GIVEN TASK >> Search the records below for the word "type" and show every line where it occurs.

Figure collection entries >>
▽

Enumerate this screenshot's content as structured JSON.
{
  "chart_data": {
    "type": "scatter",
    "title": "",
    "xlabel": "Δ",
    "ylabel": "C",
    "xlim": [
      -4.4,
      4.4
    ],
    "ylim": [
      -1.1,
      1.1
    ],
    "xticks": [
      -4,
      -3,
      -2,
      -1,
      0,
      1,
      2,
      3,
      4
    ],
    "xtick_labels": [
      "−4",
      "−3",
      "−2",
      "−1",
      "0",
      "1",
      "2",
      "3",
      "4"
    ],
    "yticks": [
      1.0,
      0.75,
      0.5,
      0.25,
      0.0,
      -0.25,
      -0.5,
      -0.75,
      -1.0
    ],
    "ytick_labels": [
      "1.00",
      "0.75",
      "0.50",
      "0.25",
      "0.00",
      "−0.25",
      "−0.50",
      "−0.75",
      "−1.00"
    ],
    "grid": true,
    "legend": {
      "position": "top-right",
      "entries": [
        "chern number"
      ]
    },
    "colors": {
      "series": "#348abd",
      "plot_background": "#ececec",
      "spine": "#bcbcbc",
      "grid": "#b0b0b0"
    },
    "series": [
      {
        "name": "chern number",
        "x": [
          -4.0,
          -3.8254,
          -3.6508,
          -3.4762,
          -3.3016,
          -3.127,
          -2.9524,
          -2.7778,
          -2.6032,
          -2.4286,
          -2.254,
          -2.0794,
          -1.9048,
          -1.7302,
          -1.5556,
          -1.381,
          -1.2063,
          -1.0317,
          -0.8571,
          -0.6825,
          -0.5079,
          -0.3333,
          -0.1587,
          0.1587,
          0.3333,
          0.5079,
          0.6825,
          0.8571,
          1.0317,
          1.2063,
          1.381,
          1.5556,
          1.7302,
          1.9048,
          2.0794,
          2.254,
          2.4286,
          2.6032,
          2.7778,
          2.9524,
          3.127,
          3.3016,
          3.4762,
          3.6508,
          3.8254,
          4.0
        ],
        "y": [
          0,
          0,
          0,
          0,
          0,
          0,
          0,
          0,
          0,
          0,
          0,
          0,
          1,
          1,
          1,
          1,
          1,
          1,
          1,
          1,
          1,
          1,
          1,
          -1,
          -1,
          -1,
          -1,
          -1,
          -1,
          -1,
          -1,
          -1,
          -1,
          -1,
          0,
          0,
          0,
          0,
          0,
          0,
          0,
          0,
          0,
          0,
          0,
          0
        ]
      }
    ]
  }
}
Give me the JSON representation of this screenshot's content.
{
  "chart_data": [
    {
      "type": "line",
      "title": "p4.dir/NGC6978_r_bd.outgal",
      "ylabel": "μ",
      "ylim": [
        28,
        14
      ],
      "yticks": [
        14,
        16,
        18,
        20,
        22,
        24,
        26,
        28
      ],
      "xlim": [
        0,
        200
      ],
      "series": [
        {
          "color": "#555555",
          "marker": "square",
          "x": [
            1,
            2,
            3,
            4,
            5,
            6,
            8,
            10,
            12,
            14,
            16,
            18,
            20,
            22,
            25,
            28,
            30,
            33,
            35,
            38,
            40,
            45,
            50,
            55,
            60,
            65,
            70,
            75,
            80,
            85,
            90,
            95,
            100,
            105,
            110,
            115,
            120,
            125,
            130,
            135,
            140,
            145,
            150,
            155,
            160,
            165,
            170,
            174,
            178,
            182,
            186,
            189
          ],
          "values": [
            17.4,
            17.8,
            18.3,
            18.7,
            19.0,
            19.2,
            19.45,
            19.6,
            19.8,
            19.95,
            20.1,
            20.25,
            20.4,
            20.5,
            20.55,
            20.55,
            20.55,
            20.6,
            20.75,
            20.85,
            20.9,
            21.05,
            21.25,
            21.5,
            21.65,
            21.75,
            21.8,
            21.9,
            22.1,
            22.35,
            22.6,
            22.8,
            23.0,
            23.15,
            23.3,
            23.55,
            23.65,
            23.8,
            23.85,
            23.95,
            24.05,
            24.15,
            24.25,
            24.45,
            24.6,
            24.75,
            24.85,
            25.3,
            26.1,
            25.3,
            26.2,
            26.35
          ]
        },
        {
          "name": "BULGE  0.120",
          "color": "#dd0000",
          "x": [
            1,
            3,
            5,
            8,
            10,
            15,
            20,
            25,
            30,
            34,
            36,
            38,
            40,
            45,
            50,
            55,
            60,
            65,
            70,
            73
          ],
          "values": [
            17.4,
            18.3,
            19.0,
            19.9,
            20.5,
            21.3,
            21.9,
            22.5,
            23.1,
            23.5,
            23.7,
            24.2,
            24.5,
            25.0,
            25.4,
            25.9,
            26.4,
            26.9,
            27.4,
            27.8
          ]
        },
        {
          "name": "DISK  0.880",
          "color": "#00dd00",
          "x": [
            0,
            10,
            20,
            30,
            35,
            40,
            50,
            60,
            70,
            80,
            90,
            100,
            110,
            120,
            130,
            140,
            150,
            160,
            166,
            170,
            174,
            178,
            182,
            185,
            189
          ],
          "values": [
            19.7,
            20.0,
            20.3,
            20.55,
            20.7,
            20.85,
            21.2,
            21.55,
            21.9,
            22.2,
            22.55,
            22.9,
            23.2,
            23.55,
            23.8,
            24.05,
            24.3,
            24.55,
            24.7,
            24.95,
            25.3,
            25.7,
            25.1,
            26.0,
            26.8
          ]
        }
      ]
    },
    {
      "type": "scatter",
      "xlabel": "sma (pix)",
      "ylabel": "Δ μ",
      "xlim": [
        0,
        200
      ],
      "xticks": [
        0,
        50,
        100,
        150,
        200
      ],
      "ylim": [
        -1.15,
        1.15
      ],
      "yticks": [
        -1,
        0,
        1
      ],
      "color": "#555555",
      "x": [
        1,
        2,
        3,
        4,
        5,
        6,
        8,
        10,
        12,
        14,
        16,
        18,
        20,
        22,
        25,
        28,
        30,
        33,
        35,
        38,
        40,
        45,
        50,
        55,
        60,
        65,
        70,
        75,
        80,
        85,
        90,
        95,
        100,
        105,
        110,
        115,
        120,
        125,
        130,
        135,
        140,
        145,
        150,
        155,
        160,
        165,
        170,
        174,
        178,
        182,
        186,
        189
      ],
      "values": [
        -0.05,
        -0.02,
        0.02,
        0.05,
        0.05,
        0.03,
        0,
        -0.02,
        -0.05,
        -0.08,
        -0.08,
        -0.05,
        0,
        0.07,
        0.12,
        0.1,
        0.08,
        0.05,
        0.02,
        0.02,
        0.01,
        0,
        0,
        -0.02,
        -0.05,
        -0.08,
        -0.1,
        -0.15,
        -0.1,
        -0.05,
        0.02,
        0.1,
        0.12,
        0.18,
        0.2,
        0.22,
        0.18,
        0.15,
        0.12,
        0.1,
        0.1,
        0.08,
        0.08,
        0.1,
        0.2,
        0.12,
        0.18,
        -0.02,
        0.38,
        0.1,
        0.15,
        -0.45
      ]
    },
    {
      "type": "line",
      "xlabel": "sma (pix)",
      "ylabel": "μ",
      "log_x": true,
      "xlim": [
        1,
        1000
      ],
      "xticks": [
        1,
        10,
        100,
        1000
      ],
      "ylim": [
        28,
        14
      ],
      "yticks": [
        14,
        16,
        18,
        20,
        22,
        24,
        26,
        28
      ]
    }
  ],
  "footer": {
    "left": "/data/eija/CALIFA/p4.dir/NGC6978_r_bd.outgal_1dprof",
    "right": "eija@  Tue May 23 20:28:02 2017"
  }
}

△

SOLUTION TO THIS EXERCISE >>
    "type": "scatter",
      "type": "line",
      "type": "scatter",
      "type": "line",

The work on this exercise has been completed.